---------- Material for this exercise ----------
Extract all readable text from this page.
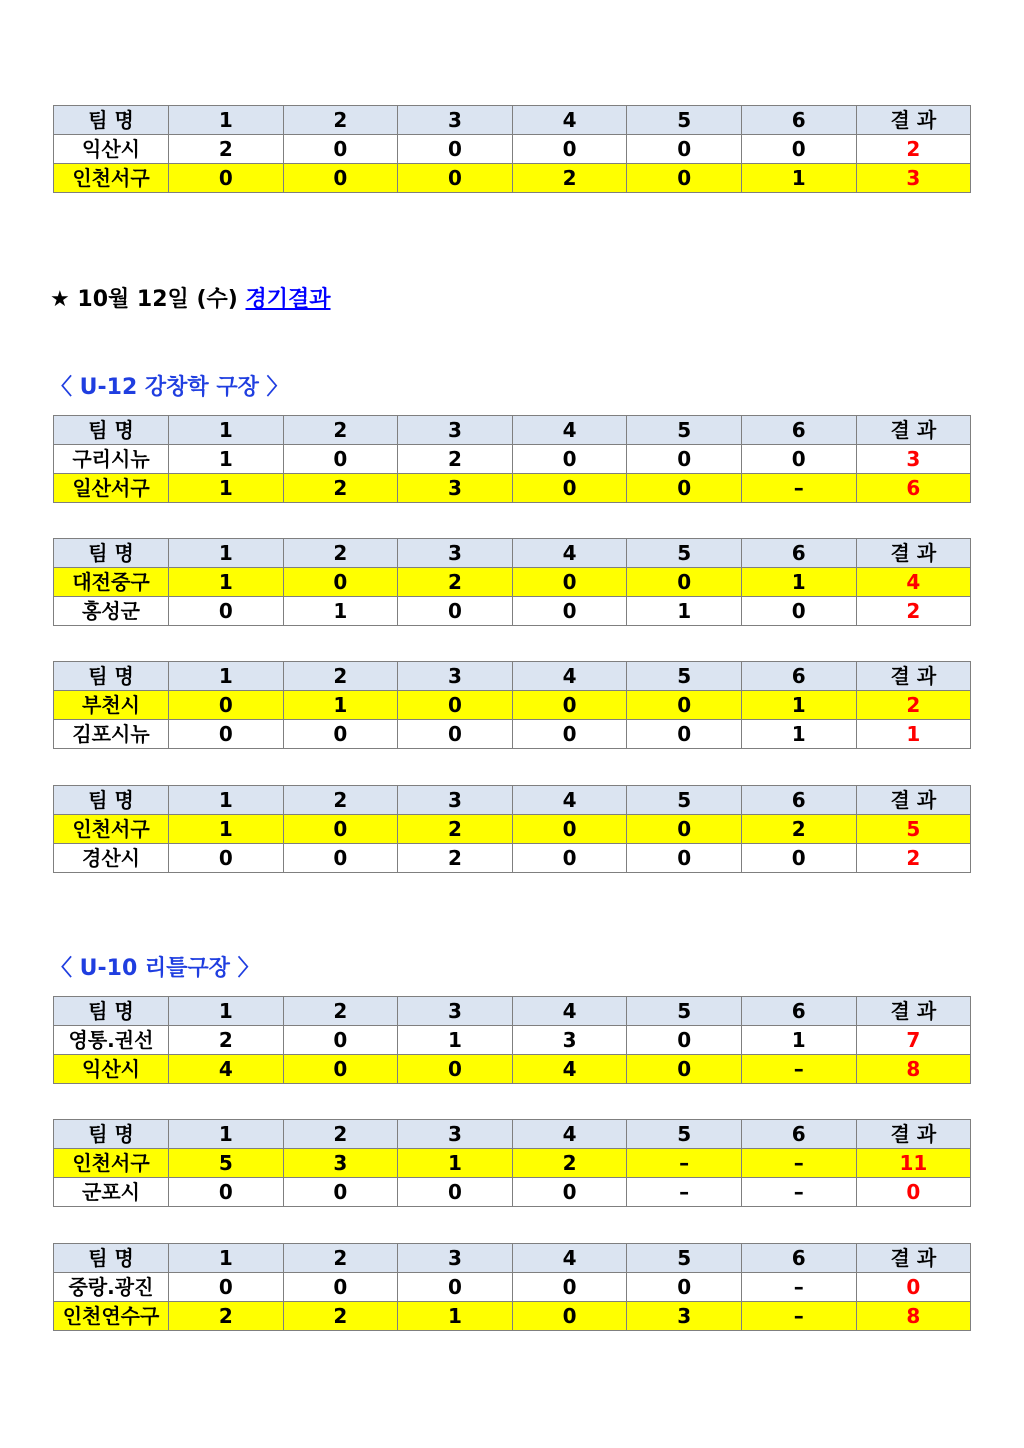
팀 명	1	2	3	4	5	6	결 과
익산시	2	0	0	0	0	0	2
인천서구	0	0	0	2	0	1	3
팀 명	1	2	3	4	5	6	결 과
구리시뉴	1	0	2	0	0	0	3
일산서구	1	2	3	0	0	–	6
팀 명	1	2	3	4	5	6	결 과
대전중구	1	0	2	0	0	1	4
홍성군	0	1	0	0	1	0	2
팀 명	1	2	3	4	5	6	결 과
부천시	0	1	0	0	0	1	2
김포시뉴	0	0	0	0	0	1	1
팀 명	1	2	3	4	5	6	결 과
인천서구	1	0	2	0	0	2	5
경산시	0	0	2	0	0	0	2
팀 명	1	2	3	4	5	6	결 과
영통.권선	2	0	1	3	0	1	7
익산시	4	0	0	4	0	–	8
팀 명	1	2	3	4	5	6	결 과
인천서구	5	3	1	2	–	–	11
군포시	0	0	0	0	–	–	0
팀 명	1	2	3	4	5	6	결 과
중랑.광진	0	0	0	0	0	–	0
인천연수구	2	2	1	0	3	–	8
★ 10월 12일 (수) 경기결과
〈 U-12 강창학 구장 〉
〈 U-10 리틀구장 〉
----------
* [Task requirements]:
Filter the listing for the word "인천서구" and copy every line that holds it.

* [Exercise output]:
인천서구	0	0	0	2	0	1	3
인천서구	1	0	2	0	0	2	5
인천서구	5	3	1	2	–	–	11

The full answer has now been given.